Provided information:
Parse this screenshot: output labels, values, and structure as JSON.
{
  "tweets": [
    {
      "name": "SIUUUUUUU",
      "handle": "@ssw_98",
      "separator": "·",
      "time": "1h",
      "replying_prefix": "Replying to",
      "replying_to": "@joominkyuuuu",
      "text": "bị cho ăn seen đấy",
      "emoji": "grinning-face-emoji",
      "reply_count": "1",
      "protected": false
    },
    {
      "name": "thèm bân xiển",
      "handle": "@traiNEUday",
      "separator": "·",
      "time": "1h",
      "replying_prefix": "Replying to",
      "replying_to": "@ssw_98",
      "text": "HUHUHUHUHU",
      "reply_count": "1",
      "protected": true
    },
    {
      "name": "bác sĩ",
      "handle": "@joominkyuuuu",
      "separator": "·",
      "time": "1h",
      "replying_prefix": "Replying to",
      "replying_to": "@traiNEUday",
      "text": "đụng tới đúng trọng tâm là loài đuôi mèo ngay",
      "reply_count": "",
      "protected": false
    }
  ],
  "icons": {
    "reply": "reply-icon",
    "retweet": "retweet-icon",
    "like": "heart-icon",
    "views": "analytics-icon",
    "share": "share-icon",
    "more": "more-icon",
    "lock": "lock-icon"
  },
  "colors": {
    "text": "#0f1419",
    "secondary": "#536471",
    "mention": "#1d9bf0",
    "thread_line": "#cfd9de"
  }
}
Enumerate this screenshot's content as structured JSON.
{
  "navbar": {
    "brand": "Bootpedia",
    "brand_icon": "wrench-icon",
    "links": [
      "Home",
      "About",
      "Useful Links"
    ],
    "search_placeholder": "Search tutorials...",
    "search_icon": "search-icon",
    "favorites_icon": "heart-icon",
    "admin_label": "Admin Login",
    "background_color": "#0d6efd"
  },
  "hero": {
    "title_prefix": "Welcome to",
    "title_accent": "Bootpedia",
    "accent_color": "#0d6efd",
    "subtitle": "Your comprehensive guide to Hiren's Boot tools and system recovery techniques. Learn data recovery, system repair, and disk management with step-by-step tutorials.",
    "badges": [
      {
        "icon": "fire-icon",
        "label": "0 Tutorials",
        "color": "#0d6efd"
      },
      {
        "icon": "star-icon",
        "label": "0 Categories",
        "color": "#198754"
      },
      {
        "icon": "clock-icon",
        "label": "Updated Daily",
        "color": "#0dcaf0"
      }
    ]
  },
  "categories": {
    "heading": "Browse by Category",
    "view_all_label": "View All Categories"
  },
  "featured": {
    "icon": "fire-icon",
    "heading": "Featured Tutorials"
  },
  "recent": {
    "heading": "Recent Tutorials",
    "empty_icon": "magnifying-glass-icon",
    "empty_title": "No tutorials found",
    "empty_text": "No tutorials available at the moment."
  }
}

Directions for this task: Above are the records; retype them all without a single difference.

Solution to the problem:
Parse this screenshot: output labels, values, and structure as JSON.
{
  "tweets": [
    {
      "name": "SIUUUUUUU",
      "handle": "@ssw_98",
      "separator": "·",
      "time": "1h",
      "replying_prefix": "Replying to",
      "replying_to": "@joominkyuuuu",
      "text": "bị cho ăn seen đấy",
      "emoji": "grinning-face-emoji",
      "reply_count": "1",
      "protected": false
    },
    {
      "name": "thèm bân xiển",
      "handle": "@traiNEUday",
      "separator": "·",
      "time": "1h",
      "replying_prefix": "Replying to",
      "replying_to": "@ssw_98",
      "text": "HUHUHUHUHU",
      "reply_count": "1",
      "protected": true
    },
    {
      "name": "bác sĩ",
      "handle": "@joominkyuuuu",
      "separator": "·",
      "time": "1h",
      "replying_prefix": "Replying to",
      "replying_to": "@traiNEUday",
      "text": "đụng tới đúng trọng tâm là loài đuôi mèo ngay",
      "reply_count": "",
      "protected": false
    }
  ],
  "icons": {
    "reply": "reply-icon",
    "retweet": "retweet-icon",
    "like": "heart-icon",
    "views": "analytics-icon",
    "share": "share-icon",
    "more": "more-icon",
    "lock": "lock-icon"
  },
  "colors": {
    "text": "#0f1419",
    "secondary": "#536471",
    "mention": "#1d9bf0",
    "thread_line": "#cfd9de"
  }
}
Enumerate this screenshot's content as structured JSON.
{
  "navbar": {
    "brand": "Bootpedia",
    "brand_icon": "wrench-icon",
    "links": [
      "Home",
      "About",
      "Useful Links"
    ],
    "search_placeholder": "Search tutorials...",
    "search_icon": "search-icon",
    "favorites_icon": "heart-icon",
    "admin_label": "Admin Login",
    "background_color": "#0d6efd"
  },
  "hero": {
    "title_prefix": "Welcome to",
    "title_accent": "Bootpedia",
    "accent_color": "#0d6efd",
    "subtitle": "Your comprehensive guide to Hiren's Boot tools and system recovery techniques. Learn data recovery, system repair, and disk management with step-by-step tutorials.",
    "badges": [
      {
        "icon": "fire-icon",
        "label": "0 Tutorials",
        "color": "#0d6efd"
      },
      {
        "icon": "star-icon",
        "label": "0 Categories",
        "color": "#198754"
      },
      {
        "icon": "clock-icon",
        "label": "Updated Daily",
        "color": "#0dcaf0"
      }
    ]
  },
  "categories": {
    "heading": "Browse by Category",
    "view_all_label": "View All Categories"
  },
  "featured": {
    "icon": "fire-icon",
    "heading": "Featured Tutorials"
  },
  "recent": {
    "heading": "Recent Tutorials",
    "empty_icon": "magnifying-glass-icon",
    "empty_title": "No tutorials found",
    "empty_text": "No tutorials available at the moment."
  }
}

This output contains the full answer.